[Items listed in a dataset]
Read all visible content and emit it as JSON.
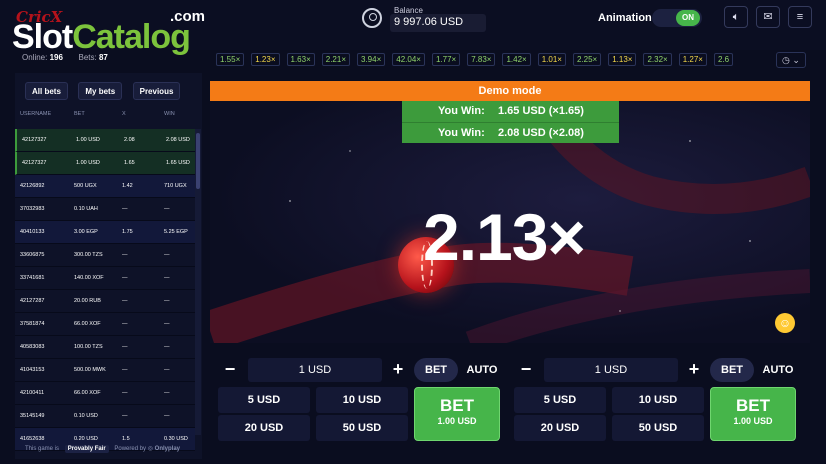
{
  "logo": {
    "crick": "CricX",
    "slot": "Slot",
    "catalog": "Catalog",
    "com": ".com"
  },
  "stats": {
    "online_label": "Online:",
    "online": "196",
    "bets_label": "Bets:",
    "bets": "87"
  },
  "balance": {
    "label": "Balance",
    "value": "9 997.06 USD"
  },
  "animation": {
    "label": "Animation",
    "state": "ON"
  },
  "history": [
    {
      "v": "1.55×",
      "c": "#8fd36b"
    },
    {
      "v": "1.23×",
      "c": "#f4d84a"
    },
    {
      "v": "1.63×",
      "c": "#8fd36b"
    },
    {
      "v": "2.21×",
      "c": "#8fd36b"
    },
    {
      "v": "3.94×",
      "c": "#8fd36b"
    },
    {
      "v": "42.04×",
      "c": "#8fd36b"
    },
    {
      "v": "1.77×",
      "c": "#8fd36b"
    },
    {
      "v": "7.83×",
      "c": "#8fd36b"
    },
    {
      "v": "1.42×",
      "c": "#8fd36b"
    },
    {
      "v": "1.01×",
      "c": "#f4d84a"
    },
    {
      "v": "2.25×",
      "c": "#8fd36b"
    },
    {
      "v": "1.13×",
      "c": "#f4d84a"
    },
    {
      "v": "2.32×",
      "c": "#8fd36b"
    },
    {
      "v": "1.27×",
      "c": "#f4d84a"
    },
    {
      "v": "2.6",
      "c": "#8fd36b"
    }
  ],
  "tabs": [
    "All bets",
    "My bets",
    "Previous"
  ],
  "columns": {
    "user": "USERNAME",
    "bet": "BET",
    "x": "X",
    "win": "WIN"
  },
  "bets": [
    {
      "user": "42127327",
      "bet": "1.00 USD",
      "x": "2.08",
      "win": "2.08 USD",
      "state": "win"
    },
    {
      "user": "42127327",
      "bet": "1.00 USD",
      "x": "1.65",
      "win": "1.65 USD",
      "state": "win"
    },
    {
      "user": "42126892",
      "bet": "500 UGX",
      "x": "1.42",
      "win": "710 UGX",
      "state": "lose"
    },
    {
      "user": "37032983",
      "bet": "0.10 UAH",
      "x": "—",
      "win": "—",
      "state": "alt"
    },
    {
      "user": "40410133",
      "bet": "3.00 EGP",
      "x": "1.75",
      "win": "5.25 EGP",
      "state": "lose"
    },
    {
      "user": "33606875",
      "bet": "300.00 TZS",
      "x": "—",
      "win": "—",
      "state": "alt"
    },
    {
      "user": "33741681",
      "bet": "140.00 XOF",
      "x": "—",
      "win": "—",
      "state": "alt"
    },
    {
      "user": "42127287",
      "bet": "20.00 RUB",
      "x": "—",
      "win": "—",
      "state": "alt"
    },
    {
      "user": "37581874",
      "bet": "66.00 XOF",
      "x": "—",
      "win": "—",
      "state": "alt"
    },
    {
      "user": "40583083",
      "bet": "100.00 TZS",
      "x": "—",
      "win": "—",
      "state": "alt"
    },
    {
      "user": "41043153",
      "bet": "500.00 MWK",
      "x": "—",
      "win": "—",
      "state": "alt"
    },
    {
      "user": "42100411",
      "bet": "66.00 XOF",
      "x": "—",
      "win": "—",
      "state": "alt"
    },
    {
      "user": "35145149",
      "bet": "0.10 USD",
      "x": "—",
      "win": "—",
      "state": "alt"
    },
    {
      "user": "41652638",
      "bet": "0.20 USD",
      "x": "1.5",
      "win": "0.30 USD",
      "state": "lose"
    }
  ],
  "footer": {
    "prefix": "This game is",
    "provably_fair": "Provably Fair",
    "powered": "Powered by",
    "brand": "Onlyplay"
  },
  "game": {
    "demo": "Demo mode",
    "wins": [
      {
        "label": "You Win:",
        "amount": "1.65 USD (×1.65)"
      },
      {
        "label": "You Win:",
        "amount": "2.08 USD (×2.08)"
      }
    ],
    "multiplier": "2.13×"
  },
  "panels": [
    {
      "value": "1 USD",
      "bet_tab": "BET",
      "auto_tab": "AUTO",
      "quick": [
        "5 USD",
        "10 USD",
        "20 USD",
        "50 USD"
      ],
      "bet_label": "BET",
      "bet_amount": "1.00 USD"
    },
    {
      "value": "1 USD",
      "bet_tab": "BET",
      "auto_tab": "AUTO",
      "quick": [
        "5 USD",
        "10 USD",
        "20 USD",
        "50 USD"
      ],
      "bet_label": "BET",
      "bet_amount": "1.00 USD"
    }
  ],
  "colors": {
    "accent_green": "#46b54a",
    "demo_orange": "#f47b16",
    "bg": "#0a0d1f"
  }
}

> [Problem details]: Quote the entries above word for word. Leave the images out.

> [Problem solution]:
Read all visible content and emit it as JSON.
{
  "logo": {
    "crick": "CricX",
    "slot": "Slot",
    "catalog": "Catalog",
    "com": ".com"
  },
  "stats": {
    "online_label": "Online:",
    "online": "196",
    "bets_label": "Bets:",
    "bets": "87"
  },
  "balance": {
    "label": "Balance",
    "value": "9 997.06 USD"
  },
  "animation": {
    "label": "Animation",
    "state": "ON"
  },
  "history": [
    {
      "v": "1.55×",
      "c": "#8fd36b"
    },
    {
      "v": "1.23×",
      "c": "#f4d84a"
    },
    {
      "v": "1.63×",
      "c": "#8fd36b"
    },
    {
      "v": "2.21×",
      "c": "#8fd36b"
    },
    {
      "v": "3.94×",
      "c": "#8fd36b"
    },
    {
      "v": "42.04×",
      "c": "#8fd36b"
    },
    {
      "v": "1.77×",
      "c": "#8fd36b"
    },
    {
      "v": "7.83×",
      "c": "#8fd36b"
    },
    {
      "v": "1.42×",
      "c": "#8fd36b"
    },
    {
      "v": "1.01×",
      "c": "#f4d84a"
    },
    {
      "v": "2.25×",
      "c": "#8fd36b"
    },
    {
      "v": "1.13×",
      "c": "#f4d84a"
    },
    {
      "v": "2.32×",
      "c": "#8fd36b"
    },
    {
      "v": "1.27×",
      "c": "#f4d84a"
    },
    {
      "v": "2.6",
      "c": "#8fd36b"
    }
  ],
  "tabs": [
    "All bets",
    "My bets",
    "Previous"
  ],
  "columns": {
    "user": "USERNAME",
    "bet": "BET",
    "x": "X",
    "win": "WIN"
  },
  "bets": [
    {
      "user": "42127327",
      "bet": "1.00 USD",
      "x": "2.08",
      "win": "2.08 USD",
      "state": "win"
    },
    {
      "user": "42127327",
      "bet": "1.00 USD",
      "x": "1.65",
      "win": "1.65 USD",
      "state": "win"
    },
    {
      "user": "42126892",
      "bet": "500 UGX",
      "x": "1.42",
      "win": "710 UGX",
      "state": "lose"
    },
    {
      "user": "37032983",
      "bet": "0.10 UAH",
      "x": "—",
      "win": "—",
      "state": "alt"
    },
    {
      "user": "40410133",
      "bet": "3.00 EGP",
      "x": "1.75",
      "win": "5.25 EGP",
      "state": "lose"
    },
    {
      "user": "33606875",
      "bet": "300.00 TZS",
      "x": "—",
      "win": "—",
      "state": "alt"
    },
    {
      "user": "33741681",
      "bet": "140.00 XOF",
      "x": "—",
      "win": "—",
      "state": "alt"
    },
    {
      "user": "42127287",
      "bet": "20.00 RUB",
      "x": "—",
      "win": "—",
      "state": "alt"
    },
    {
      "user": "37581874",
      "bet": "66.00 XOF",
      "x": "—",
      "win": "—",
      "state": "alt"
    },
    {
      "user": "40583083",
      "bet": "100.00 TZS",
      "x": "—",
      "win": "—",
      "state": "alt"
    },
    {
      "user": "41043153",
      "bet": "500.00 MWK",
      "x": "—",
      "win": "—",
      "state": "alt"
    },
    {
      "user": "42100411",
      "bet": "66.00 XOF",
      "x": "—",
      "win": "—",
      "state": "alt"
    },
    {
      "user": "35145149",
      "bet": "0.10 USD",
      "x": "—",
      "win": "—",
      "state": "alt"
    },
    {
      "user": "41652638",
      "bet": "0.20 USD",
      "x": "1.5",
      "win": "0.30 USD",
      "state": "lose"
    }
  ],
  "footer": {
    "prefix": "This game is",
    "provably_fair": "Provably Fair",
    "powered": "Powered by",
    "brand": "Onlyplay"
  },
  "game": {
    "demo": "Demo mode",
    "wins": [
      {
        "label": "You Win:",
        "amount": "1.65 USD (×1.65)"
      },
      {
        "label": "You Win:",
        "amount": "2.08 USD (×2.08)"
      }
    ],
    "multiplier": "2.13×"
  },
  "panels": [
    {
      "value": "1 USD",
      "bet_tab": "BET",
      "auto_tab": "AUTO",
      "quick": [
        "5 USD",
        "10 USD",
        "20 USD",
        "50 USD"
      ],
      "bet_label": "BET",
      "bet_amount": "1.00 USD"
    },
    {
      "value": "1 USD",
      "bet_tab": "BET",
      "auto_tab": "AUTO",
      "quick": [
        "5 USD",
        "10 USD",
        "20 USD",
        "50 USD"
      ],
      "bet_label": "BET",
      "bet_amount": "1.00 USD"
    }
  ],
  "colors": {
    "accent_green": "#46b54a",
    "demo_orange": "#f47b16",
    "bg": "#0a0d1f"
  }
}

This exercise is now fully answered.